::: Data for this task

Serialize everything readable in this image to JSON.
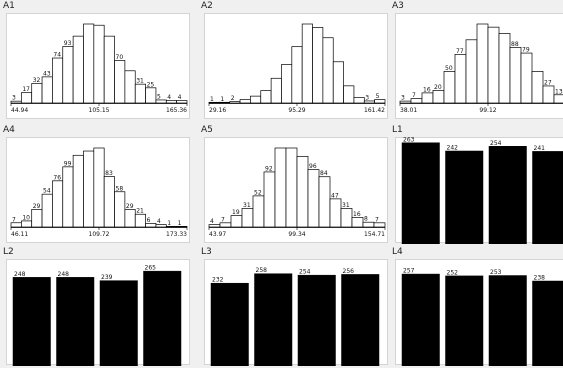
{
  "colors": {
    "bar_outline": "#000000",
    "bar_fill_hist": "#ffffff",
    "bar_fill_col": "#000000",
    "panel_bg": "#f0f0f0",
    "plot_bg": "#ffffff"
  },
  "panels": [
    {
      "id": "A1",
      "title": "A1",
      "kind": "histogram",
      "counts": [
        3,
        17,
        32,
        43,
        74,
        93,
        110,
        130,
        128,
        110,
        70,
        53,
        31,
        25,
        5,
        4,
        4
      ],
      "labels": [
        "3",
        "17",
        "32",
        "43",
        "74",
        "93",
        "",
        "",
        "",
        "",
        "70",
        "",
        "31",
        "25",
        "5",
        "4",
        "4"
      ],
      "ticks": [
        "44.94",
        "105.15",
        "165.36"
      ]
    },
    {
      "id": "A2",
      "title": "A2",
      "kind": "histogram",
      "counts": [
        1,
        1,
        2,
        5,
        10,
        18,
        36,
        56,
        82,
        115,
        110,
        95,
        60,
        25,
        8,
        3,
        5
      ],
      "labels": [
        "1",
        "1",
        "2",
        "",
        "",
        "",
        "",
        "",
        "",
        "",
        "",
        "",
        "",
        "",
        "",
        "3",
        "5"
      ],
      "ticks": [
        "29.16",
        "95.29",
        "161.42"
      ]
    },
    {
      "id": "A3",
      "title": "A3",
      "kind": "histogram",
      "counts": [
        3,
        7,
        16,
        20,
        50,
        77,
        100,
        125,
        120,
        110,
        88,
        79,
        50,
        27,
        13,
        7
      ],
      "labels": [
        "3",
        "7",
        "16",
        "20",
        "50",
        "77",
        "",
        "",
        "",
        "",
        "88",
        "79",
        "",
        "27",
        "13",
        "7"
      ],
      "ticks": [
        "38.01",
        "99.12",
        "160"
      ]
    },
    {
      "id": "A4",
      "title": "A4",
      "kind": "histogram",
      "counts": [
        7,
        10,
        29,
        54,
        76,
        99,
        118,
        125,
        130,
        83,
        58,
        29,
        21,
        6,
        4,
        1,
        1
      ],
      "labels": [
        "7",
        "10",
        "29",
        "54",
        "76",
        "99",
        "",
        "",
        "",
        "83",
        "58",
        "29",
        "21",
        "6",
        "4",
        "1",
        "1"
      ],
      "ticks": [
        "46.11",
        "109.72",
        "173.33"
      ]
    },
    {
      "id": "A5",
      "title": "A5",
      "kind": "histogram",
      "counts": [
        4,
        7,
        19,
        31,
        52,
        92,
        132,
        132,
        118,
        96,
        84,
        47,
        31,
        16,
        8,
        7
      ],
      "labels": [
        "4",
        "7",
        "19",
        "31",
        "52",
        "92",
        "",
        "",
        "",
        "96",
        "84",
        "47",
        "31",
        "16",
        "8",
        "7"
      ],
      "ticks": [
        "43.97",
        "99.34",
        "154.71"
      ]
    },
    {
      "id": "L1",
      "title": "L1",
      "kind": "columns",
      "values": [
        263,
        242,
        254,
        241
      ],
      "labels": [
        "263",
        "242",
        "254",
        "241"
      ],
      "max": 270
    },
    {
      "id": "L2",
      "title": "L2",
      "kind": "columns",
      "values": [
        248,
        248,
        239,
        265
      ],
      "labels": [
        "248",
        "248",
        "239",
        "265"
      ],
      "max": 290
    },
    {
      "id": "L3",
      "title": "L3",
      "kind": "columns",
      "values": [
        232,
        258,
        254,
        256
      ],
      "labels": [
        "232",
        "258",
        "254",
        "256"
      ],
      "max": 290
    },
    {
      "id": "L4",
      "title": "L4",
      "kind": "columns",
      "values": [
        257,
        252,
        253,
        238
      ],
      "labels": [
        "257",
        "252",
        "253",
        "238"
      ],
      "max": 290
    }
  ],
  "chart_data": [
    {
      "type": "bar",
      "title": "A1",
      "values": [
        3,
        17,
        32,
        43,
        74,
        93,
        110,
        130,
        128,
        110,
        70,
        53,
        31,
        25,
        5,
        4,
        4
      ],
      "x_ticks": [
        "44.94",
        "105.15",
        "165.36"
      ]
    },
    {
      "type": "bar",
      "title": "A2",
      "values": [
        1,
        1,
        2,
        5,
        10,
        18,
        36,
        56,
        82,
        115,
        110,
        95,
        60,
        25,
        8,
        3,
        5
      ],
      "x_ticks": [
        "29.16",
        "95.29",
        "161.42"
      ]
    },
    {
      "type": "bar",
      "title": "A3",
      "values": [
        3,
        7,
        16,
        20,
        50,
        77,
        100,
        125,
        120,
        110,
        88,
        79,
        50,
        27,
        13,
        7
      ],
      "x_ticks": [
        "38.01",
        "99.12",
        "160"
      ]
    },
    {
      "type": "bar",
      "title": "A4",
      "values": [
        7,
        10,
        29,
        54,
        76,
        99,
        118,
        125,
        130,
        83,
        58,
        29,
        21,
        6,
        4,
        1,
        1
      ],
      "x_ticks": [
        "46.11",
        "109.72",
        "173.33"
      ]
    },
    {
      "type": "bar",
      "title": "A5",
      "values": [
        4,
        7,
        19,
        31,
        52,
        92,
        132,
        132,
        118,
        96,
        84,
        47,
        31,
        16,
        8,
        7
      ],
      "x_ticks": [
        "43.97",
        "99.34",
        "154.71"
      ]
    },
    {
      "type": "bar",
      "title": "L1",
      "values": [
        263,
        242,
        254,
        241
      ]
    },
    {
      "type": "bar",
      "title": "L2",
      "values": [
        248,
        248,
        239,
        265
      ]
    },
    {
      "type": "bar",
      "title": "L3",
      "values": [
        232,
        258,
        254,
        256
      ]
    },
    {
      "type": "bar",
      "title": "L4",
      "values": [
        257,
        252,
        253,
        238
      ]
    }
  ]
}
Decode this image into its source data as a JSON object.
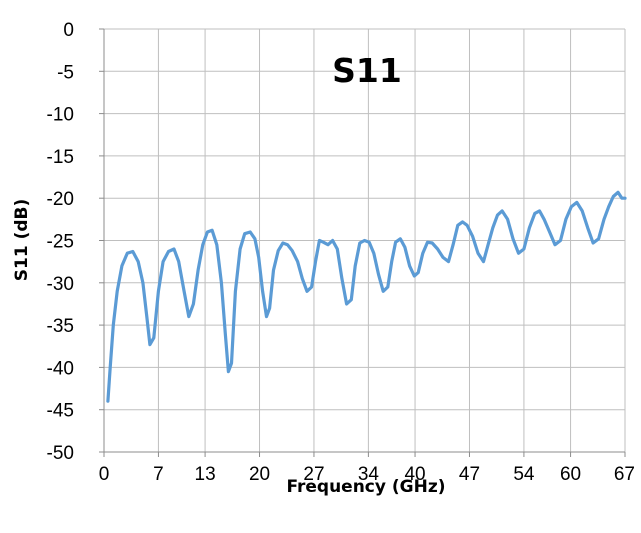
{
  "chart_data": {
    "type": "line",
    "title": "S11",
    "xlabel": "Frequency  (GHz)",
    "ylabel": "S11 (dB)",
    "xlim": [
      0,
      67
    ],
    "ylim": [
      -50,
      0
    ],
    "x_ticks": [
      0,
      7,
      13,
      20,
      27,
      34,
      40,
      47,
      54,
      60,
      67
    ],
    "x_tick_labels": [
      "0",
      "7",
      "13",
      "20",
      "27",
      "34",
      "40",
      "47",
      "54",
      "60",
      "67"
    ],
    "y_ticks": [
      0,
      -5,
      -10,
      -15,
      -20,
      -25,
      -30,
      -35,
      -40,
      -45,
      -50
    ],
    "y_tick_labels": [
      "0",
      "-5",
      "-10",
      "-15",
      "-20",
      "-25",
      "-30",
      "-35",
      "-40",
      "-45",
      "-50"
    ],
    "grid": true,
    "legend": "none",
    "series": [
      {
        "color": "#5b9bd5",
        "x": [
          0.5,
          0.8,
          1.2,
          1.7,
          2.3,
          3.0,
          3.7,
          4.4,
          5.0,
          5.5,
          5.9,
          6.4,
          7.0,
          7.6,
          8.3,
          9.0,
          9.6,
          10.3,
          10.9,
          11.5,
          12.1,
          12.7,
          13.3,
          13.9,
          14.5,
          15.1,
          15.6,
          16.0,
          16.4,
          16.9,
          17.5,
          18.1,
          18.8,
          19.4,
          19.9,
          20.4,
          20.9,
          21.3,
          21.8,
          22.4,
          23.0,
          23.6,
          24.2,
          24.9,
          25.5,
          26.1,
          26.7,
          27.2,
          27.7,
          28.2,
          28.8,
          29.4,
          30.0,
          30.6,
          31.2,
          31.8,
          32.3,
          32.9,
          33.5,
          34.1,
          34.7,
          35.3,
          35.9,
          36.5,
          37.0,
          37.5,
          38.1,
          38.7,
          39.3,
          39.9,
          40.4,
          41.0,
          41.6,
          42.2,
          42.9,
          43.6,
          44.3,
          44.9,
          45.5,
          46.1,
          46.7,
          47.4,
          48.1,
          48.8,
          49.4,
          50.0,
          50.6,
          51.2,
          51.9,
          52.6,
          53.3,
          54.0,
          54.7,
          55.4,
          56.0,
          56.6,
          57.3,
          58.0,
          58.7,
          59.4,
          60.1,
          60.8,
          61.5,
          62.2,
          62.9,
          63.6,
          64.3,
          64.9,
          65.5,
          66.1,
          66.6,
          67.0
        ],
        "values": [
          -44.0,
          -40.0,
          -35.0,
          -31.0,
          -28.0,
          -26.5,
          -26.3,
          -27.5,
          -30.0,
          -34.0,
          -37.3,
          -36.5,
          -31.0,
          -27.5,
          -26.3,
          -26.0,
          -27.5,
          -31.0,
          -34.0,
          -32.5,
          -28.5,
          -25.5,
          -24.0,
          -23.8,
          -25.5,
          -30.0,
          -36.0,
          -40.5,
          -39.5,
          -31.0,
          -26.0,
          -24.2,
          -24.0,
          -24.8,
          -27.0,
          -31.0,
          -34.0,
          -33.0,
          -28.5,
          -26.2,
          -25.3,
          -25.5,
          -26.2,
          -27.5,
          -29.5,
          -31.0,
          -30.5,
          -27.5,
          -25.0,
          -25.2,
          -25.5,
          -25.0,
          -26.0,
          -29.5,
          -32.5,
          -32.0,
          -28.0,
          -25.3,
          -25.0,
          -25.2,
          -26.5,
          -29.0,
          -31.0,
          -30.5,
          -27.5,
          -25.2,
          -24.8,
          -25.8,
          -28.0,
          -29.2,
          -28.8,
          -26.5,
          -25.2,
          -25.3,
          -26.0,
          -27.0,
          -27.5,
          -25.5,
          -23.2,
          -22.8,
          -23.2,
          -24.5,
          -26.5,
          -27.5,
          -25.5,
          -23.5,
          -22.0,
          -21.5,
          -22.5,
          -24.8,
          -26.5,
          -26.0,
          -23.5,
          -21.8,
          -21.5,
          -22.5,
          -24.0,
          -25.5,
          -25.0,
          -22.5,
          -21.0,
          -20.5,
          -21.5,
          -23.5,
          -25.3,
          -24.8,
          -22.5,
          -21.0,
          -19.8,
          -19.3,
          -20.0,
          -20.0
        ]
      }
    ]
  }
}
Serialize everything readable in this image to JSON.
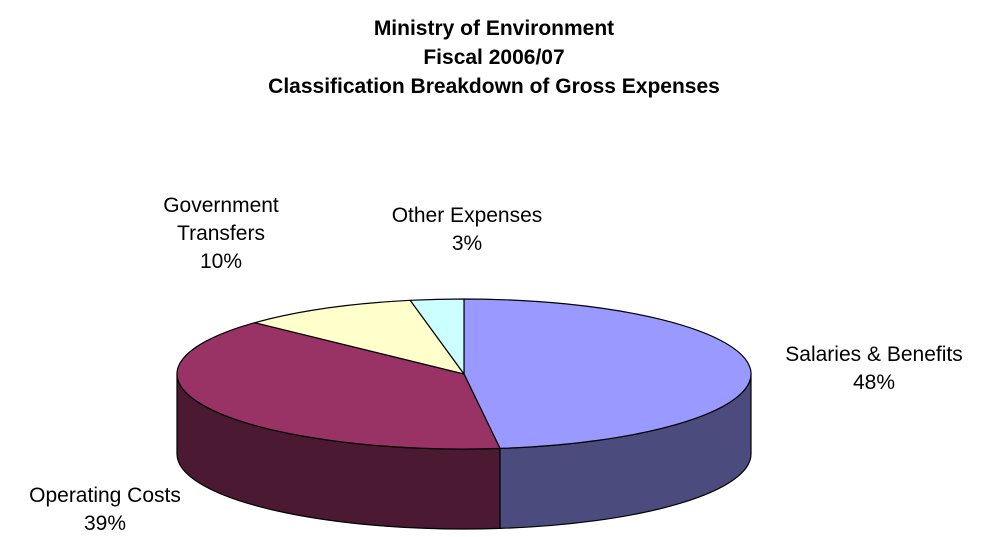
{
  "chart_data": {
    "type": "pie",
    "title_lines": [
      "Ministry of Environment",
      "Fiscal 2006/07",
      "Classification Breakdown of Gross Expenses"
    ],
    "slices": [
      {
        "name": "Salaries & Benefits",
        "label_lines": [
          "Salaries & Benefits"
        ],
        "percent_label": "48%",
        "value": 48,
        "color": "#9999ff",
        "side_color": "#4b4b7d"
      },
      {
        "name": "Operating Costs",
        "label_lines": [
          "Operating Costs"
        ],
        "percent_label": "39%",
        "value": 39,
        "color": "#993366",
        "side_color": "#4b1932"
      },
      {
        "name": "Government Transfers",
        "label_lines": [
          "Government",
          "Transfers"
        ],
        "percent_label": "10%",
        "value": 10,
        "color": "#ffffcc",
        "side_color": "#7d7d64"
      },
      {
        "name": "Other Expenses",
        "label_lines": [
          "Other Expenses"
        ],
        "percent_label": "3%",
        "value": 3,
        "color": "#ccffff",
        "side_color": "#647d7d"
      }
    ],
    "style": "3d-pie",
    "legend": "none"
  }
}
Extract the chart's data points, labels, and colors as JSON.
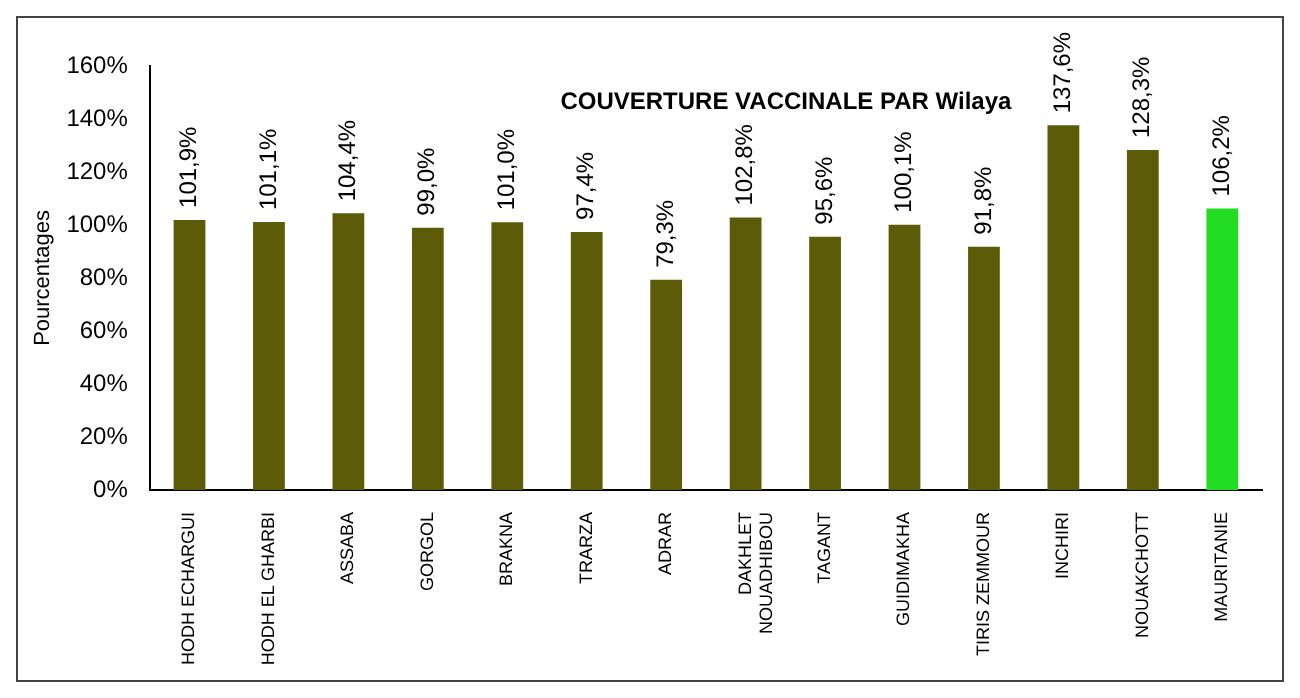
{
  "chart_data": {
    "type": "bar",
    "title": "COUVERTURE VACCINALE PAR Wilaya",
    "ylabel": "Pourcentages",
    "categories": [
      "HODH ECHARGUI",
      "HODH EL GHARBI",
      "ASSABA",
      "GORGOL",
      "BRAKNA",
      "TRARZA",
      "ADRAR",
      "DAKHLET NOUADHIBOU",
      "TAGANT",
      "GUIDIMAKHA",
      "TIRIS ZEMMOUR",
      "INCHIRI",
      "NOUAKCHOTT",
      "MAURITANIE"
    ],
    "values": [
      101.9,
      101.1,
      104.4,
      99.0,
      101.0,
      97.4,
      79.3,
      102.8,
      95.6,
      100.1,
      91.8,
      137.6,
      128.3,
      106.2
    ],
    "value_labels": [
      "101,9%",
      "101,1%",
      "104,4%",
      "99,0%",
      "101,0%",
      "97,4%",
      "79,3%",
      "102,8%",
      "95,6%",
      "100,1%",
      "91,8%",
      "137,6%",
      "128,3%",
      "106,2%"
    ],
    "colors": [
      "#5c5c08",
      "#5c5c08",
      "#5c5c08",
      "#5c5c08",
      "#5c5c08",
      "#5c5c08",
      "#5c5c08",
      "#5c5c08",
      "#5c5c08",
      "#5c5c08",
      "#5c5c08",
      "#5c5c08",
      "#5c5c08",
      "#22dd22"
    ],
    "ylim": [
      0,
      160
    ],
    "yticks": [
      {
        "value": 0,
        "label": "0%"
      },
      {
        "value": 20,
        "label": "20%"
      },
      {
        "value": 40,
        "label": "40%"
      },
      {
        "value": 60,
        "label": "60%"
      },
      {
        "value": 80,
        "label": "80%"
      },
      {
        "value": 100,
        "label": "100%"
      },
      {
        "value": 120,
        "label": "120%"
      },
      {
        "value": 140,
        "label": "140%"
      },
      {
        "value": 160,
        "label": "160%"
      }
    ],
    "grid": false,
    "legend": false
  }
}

::::::

Search the lines for "colors". Copy each line that has it.

  "colors": {
Extract the chart's data points, labels, and colors as JSON.
    "colors": [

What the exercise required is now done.